═══ Task inputs ═══

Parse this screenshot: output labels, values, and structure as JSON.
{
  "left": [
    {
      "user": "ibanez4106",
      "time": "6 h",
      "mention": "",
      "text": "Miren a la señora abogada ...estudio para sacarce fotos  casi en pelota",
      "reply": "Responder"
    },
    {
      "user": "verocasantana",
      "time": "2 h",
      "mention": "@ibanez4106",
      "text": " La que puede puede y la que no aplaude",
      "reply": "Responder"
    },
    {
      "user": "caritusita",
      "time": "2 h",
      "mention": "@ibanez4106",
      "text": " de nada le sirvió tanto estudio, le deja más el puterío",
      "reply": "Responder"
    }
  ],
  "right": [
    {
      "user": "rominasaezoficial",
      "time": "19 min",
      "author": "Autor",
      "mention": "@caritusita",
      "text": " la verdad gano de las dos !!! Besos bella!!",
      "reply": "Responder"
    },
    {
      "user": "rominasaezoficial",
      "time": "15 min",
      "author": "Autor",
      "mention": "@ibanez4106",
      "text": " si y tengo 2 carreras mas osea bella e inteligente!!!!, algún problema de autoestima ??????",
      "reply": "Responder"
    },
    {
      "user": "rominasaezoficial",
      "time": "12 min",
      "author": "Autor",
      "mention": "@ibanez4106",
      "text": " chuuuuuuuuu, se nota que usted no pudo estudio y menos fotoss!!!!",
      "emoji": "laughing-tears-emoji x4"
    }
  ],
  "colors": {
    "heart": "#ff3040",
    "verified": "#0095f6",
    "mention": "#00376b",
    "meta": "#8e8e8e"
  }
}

═══

*Exercise details*. Produce a verbatim transcription of the entries above.

*Finished exercise*.
Parse this screenshot: output labels, values, and structure as JSON.
{
  "left": [
    {
      "user": "ibanez4106",
      "time": "6 h",
      "mention": "",
      "text": "Miren a la señora abogada ...estudio para sacarce fotos  casi en pelota",
      "reply": "Responder"
    },
    {
      "user": "verocasantana",
      "time": "2 h",
      "mention": "@ibanez4106",
      "text": " La que puede puede y la que no aplaude",
      "reply": "Responder"
    },
    {
      "user": "caritusita",
      "time": "2 h",
      "mention": "@ibanez4106",
      "text": " de nada le sirvió tanto estudio, le deja más el puterío",
      "reply": "Responder"
    }
  ],
  "right": [
    {
      "user": "rominasaezoficial",
      "time": "19 min",
      "author": "Autor",
      "mention": "@caritusita",
      "text": " la verdad gano de las dos !!! Besos bella!!",
      "reply": "Responder"
    },
    {
      "user": "rominasaezoficial",
      "time": "15 min",
      "author": "Autor",
      "mention": "@ibanez4106",
      "text": " si y tengo 2 carreras mas osea bella e inteligente!!!!, algún problema de autoestima ??????",
      "reply": "Responder"
    },
    {
      "user": "rominasaezoficial",
      "time": "12 min",
      "author": "Autor",
      "mention": "@ibanez4106",
      "text": " chuuuuuuuuu, se nota que usted no pudo estudio y menos fotoss!!!!",
      "emoji": "laughing-tears-emoji x4"
    }
  ],
  "colors": {
    "heart": "#ff3040",
    "verified": "#0095f6",
    "mention": "#00376b",
    "meta": "#8e8e8e"
  }
}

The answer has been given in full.